→ Source material
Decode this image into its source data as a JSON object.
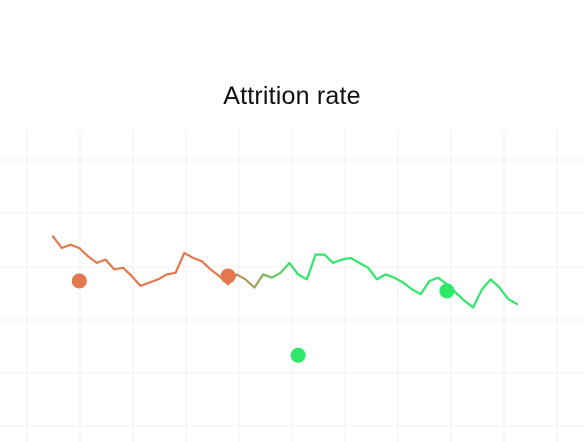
{
  "chart_data": {
    "type": "line",
    "title": "Attrition rate",
    "xlabel": "",
    "ylabel": "",
    "grid": true,
    "x_count": 54,
    "ylim": [
      0,
      100
    ],
    "series": [
      {
        "values": [
          87,
          80,
          82,
          80,
          75,
          71,
          73,
          67,
          68,
          63,
          57,
          59,
          61,
          64,
          65,
          77,
          74,
          72,
          67,
          63,
          58,
          64,
          61,
          56,
          64,
          62,
          65,
          71,
          64,
          61,
          76,
          76,
          71,
          73,
          74,
          71,
          68,
          61,
          64,
          62,
          59,
          55,
          52,
          60,
          62,
          58,
          53,
          48,
          44,
          55,
          61,
          56,
          49,
          46
        ],
        "colors": {
          "start": "#e3774d",
          "end": "#2ee86a"
        }
      }
    ],
    "markers": [
      {
        "index": 3,
        "value": 60,
        "color": "#e3774d"
      },
      {
        "index": 20,
        "value": 63,
        "color": "#e3774d"
      },
      {
        "index": 28,
        "value": 15,
        "color": "#2ee86a"
      },
      {
        "index": 45,
        "value": 54,
        "color": "#2ee86a"
      }
    ]
  }
}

→ Directions for this task
Without the pictures, write out the whole listing above exactly as it appears.

→ Answer for this exercise
Decode this image into its source data as a JSON object.
{
  "chart_data": {
    "type": "line",
    "title": "Attrition rate",
    "xlabel": "",
    "ylabel": "",
    "grid": true,
    "x_count": 54,
    "ylim": [
      0,
      100
    ],
    "series": [
      {
        "values": [
          87,
          80,
          82,
          80,
          75,
          71,
          73,
          67,
          68,
          63,
          57,
          59,
          61,
          64,
          65,
          77,
          74,
          72,
          67,
          63,
          58,
          64,
          61,
          56,
          64,
          62,
          65,
          71,
          64,
          61,
          76,
          76,
          71,
          73,
          74,
          71,
          68,
          61,
          64,
          62,
          59,
          55,
          52,
          60,
          62,
          58,
          53,
          48,
          44,
          55,
          61,
          56,
          49,
          46
        ],
        "colors": {
          "start": "#e3774d",
          "end": "#2ee86a"
        }
      }
    ],
    "markers": [
      {
        "index": 3,
        "value": 60,
        "color": "#e3774d"
      },
      {
        "index": 20,
        "value": 63,
        "color": "#e3774d"
      },
      {
        "index": 28,
        "value": 15,
        "color": "#2ee86a"
      },
      {
        "index": 45,
        "value": 54,
        "color": "#2ee86a"
      }
    ]
  }
}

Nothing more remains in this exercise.